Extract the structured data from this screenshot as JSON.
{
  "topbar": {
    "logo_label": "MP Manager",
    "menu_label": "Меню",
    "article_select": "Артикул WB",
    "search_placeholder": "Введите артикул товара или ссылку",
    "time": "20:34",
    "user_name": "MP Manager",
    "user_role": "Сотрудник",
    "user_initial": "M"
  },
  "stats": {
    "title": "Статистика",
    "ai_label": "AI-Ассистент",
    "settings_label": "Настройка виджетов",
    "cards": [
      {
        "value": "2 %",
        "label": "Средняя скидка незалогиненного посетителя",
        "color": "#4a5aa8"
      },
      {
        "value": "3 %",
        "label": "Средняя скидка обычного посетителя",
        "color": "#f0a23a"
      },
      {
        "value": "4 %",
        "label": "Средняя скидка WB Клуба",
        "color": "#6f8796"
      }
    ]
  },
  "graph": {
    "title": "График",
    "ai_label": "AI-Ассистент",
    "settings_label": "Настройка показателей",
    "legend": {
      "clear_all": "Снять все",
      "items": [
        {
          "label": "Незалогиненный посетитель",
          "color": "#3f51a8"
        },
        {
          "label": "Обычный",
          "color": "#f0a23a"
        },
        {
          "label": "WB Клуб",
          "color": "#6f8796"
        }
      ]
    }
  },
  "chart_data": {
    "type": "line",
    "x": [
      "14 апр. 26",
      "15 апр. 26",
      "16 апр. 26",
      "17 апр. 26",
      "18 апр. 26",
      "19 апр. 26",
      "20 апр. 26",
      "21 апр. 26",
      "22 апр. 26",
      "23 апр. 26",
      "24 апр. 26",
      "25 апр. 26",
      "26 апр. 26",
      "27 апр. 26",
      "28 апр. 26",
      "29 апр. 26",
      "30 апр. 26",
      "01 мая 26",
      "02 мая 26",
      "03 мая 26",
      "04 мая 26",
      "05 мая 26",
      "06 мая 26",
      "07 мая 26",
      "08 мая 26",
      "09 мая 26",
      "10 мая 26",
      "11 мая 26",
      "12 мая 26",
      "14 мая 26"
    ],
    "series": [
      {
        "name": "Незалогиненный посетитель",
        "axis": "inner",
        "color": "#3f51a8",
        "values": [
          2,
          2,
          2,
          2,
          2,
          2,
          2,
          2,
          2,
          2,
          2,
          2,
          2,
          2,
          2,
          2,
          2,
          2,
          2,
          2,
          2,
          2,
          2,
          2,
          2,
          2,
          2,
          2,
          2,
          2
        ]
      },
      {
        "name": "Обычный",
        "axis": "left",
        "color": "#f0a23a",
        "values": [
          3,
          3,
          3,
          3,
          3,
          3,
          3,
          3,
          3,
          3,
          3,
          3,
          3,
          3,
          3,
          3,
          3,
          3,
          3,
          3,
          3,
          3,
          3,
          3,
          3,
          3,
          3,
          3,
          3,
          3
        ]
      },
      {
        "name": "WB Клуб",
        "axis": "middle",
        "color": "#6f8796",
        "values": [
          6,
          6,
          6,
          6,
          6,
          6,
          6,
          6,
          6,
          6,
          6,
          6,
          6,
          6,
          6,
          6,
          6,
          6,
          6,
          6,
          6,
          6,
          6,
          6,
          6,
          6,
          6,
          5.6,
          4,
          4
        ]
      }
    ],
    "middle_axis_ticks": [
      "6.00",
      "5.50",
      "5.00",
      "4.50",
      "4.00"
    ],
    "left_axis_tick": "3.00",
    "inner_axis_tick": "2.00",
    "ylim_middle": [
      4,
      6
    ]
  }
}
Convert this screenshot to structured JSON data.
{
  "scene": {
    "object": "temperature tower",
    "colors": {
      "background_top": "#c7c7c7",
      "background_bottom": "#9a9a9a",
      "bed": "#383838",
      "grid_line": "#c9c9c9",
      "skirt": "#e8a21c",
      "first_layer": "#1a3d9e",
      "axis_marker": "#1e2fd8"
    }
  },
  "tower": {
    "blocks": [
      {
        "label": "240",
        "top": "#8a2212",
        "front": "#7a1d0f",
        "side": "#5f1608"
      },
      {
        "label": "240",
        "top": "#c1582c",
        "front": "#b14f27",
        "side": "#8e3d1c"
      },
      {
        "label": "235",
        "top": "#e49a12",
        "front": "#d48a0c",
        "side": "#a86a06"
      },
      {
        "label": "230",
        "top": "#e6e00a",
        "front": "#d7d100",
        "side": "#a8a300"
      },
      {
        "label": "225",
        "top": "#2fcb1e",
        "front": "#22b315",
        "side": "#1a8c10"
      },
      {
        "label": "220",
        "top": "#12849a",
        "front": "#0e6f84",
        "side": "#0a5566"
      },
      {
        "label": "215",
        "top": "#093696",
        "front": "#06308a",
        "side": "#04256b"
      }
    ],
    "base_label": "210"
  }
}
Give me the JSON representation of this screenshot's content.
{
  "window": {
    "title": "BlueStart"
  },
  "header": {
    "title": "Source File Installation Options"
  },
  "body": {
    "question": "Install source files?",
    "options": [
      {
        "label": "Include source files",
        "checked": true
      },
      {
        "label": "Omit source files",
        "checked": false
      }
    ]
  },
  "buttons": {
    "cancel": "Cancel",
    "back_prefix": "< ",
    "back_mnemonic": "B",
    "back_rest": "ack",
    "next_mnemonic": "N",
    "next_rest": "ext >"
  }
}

=====

→ **EXERCISE AIM**: Copy exactly the lines above, from the one containing "Give me the" through the very last line.

→ **RESULT FOR THIS TASK**:
Give me the JSON representation of this screenshot's content.
{
  "window": {
    "title": "BlueStart"
  },
  "header": {
    "title": "Source File Installation Options"
  },
  "body": {
    "question": "Install source files?",
    "options": [
      {
        "label": "Include source files",
        "checked": true
      },
      {
        "label": "Omit source files",
        "checked": false
      }
    ]
  },
  "buttons": {
    "cancel": "Cancel",
    "back_prefix": "< ",
    "back_mnemonic": "B",
    "back_rest": "ack",
    "next_mnemonic": "N",
    "next_rest": "ext >"
  }
}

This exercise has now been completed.